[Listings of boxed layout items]
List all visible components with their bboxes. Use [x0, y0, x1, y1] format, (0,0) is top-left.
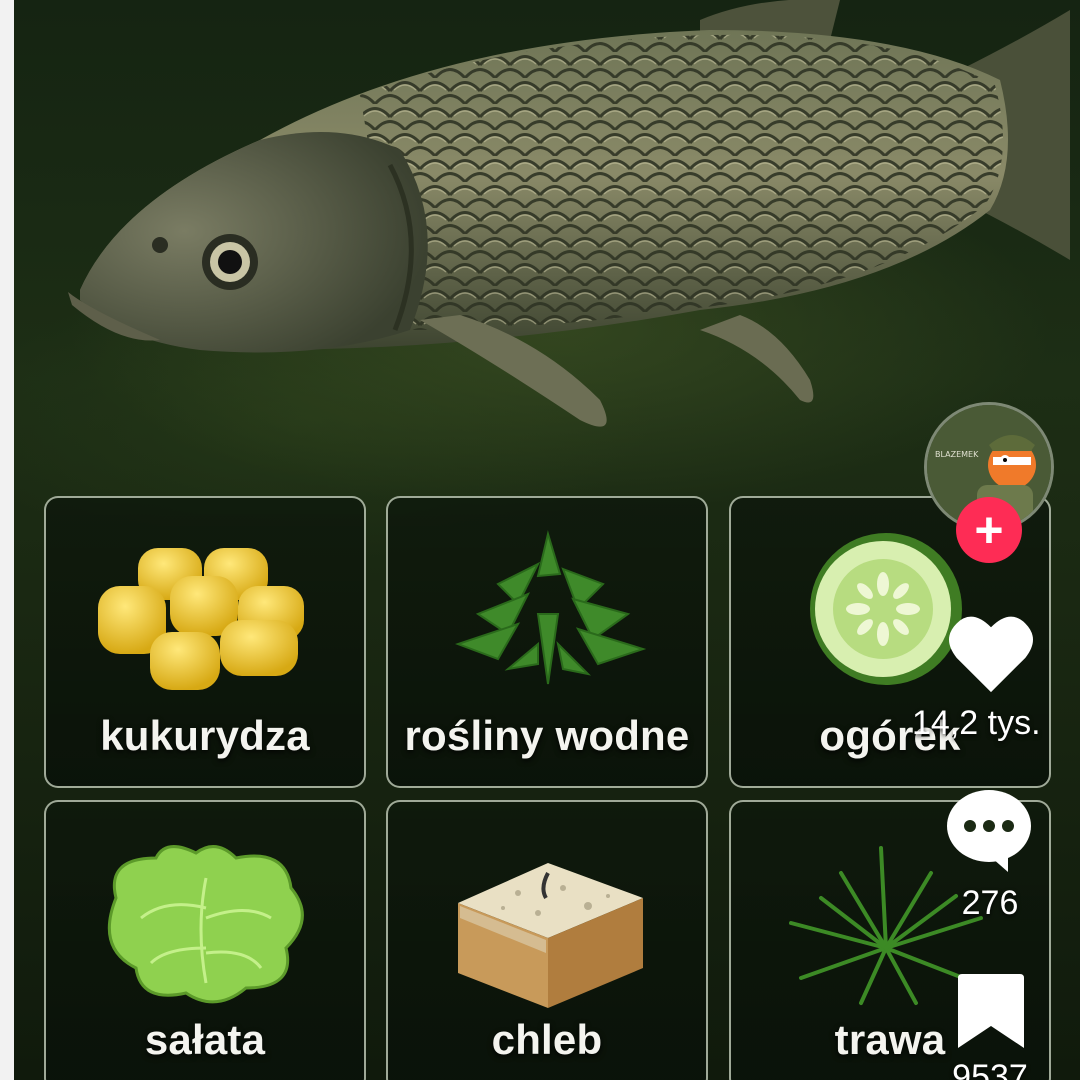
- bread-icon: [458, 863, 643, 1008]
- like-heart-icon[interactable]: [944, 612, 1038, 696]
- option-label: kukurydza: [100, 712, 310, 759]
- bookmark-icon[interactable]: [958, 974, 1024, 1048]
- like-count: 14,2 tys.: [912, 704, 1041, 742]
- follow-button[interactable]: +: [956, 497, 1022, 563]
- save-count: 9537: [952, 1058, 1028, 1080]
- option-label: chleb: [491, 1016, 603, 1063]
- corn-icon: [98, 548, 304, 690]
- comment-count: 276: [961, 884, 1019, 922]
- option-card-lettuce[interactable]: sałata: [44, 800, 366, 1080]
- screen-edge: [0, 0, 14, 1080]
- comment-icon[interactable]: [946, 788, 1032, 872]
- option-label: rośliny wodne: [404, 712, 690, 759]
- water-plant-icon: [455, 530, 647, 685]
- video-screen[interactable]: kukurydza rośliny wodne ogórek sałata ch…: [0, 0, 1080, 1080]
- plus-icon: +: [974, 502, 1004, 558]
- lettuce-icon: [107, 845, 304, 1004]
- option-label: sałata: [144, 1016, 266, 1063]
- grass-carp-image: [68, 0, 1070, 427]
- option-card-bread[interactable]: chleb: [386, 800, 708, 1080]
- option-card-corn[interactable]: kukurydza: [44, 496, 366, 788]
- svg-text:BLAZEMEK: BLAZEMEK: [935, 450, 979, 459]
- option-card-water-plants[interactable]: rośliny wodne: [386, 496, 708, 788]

--

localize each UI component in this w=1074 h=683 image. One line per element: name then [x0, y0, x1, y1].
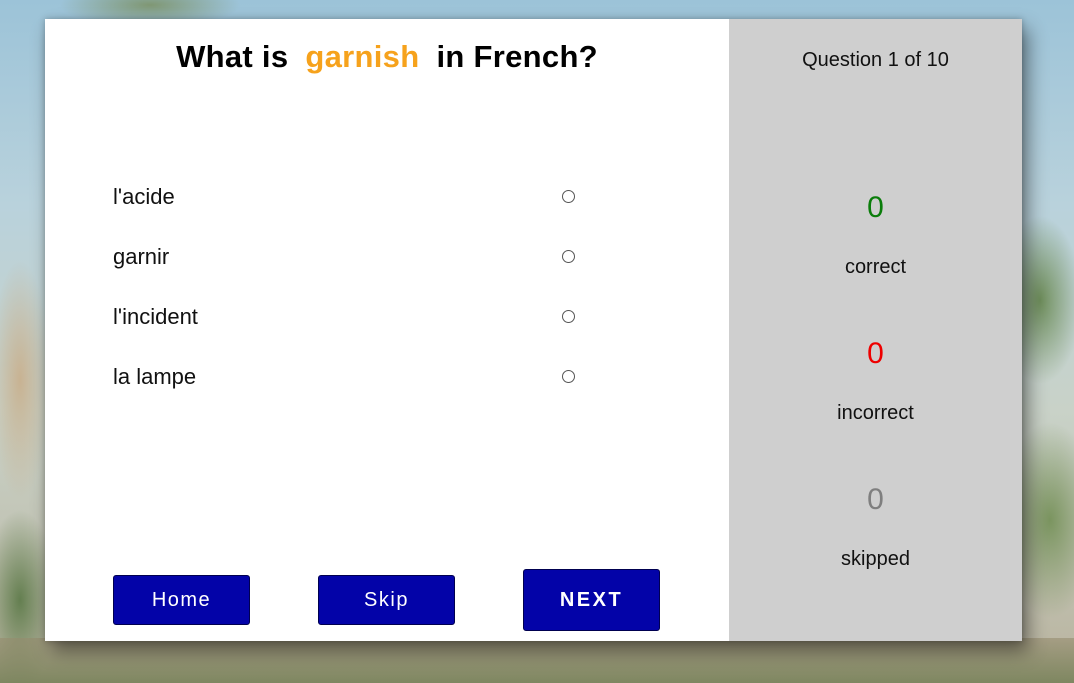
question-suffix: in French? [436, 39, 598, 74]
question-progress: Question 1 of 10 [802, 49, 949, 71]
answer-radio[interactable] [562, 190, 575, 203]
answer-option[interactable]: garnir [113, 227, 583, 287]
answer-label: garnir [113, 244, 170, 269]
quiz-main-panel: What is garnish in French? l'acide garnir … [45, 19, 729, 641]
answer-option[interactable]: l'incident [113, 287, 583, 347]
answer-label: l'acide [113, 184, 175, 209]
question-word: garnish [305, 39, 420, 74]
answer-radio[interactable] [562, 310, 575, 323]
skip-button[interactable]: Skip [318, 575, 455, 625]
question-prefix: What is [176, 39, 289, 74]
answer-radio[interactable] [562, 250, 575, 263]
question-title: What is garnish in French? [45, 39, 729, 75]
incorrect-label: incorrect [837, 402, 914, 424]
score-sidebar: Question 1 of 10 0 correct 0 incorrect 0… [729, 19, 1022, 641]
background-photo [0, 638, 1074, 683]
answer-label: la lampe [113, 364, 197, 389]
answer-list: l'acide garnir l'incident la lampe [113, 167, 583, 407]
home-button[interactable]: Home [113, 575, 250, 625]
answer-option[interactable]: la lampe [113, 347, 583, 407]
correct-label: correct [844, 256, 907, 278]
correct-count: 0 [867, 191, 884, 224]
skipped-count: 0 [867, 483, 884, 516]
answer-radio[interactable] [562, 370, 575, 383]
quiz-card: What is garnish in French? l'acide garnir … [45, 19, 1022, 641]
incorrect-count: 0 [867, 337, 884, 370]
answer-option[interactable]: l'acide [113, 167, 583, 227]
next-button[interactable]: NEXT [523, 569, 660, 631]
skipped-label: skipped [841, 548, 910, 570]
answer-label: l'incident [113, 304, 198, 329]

Requirements
Copy the material exactly, from the line that contains "List all visible" through the line that contains "- option-card-water-plants[interactable]: rośliny", with both of those lines included. Leave the picture out of your copy.

Solution below
List all visible components with their bboxes. Use [x0, y0, x1, y1] format, (0,0) is top-left.
- bread-icon: [458, 863, 643, 1008]
- like-heart-icon[interactable]: [944, 612, 1038, 696]
- option-label: kukurydza: [100, 712, 310, 759]
- bookmark-icon[interactable]: [958, 974, 1024, 1048]
- like-count: 14,2 tys.: [912, 704, 1041, 742]
- follow-button[interactable]: +: [956, 497, 1022, 563]
- save-count: 9537: [952, 1058, 1028, 1080]
- option-label: chleb: [491, 1016, 603, 1063]
- corn-icon: [98, 548, 304, 690]
- comment-count: 276: [961, 884, 1019, 922]
- option-card-lettuce[interactable]: sałata: [44, 800, 366, 1080]
- screen-edge: [0, 0, 14, 1080]
- comment-icon[interactable]: [946, 788, 1032, 872]
- option-label: rośliny wodne: [404, 712, 690, 759]
- water-plant-icon: [455, 530, 647, 685]
- video-screen[interactable]: kukurydza rośliny wodne ogórek sałata ch…: [0, 0, 1080, 1080]
- plus-icon: +: [974, 502, 1004, 558]
- lettuce-icon: [107, 845, 304, 1004]
- option-label: sałata: [144, 1016, 266, 1063]
- grass-carp-image: [68, 0, 1070, 427]
- option-card-bread[interactable]: chleb: [386, 800, 708, 1080]
- option-card-corn[interactable]: kukurydza: [44, 496, 366, 788]
- svg-text:BLAZEMEK: BLAZEMEK: [935, 450, 979, 459]
- option-card-water-plants[interactable]: rośliny wodne: [386, 496, 708, 788]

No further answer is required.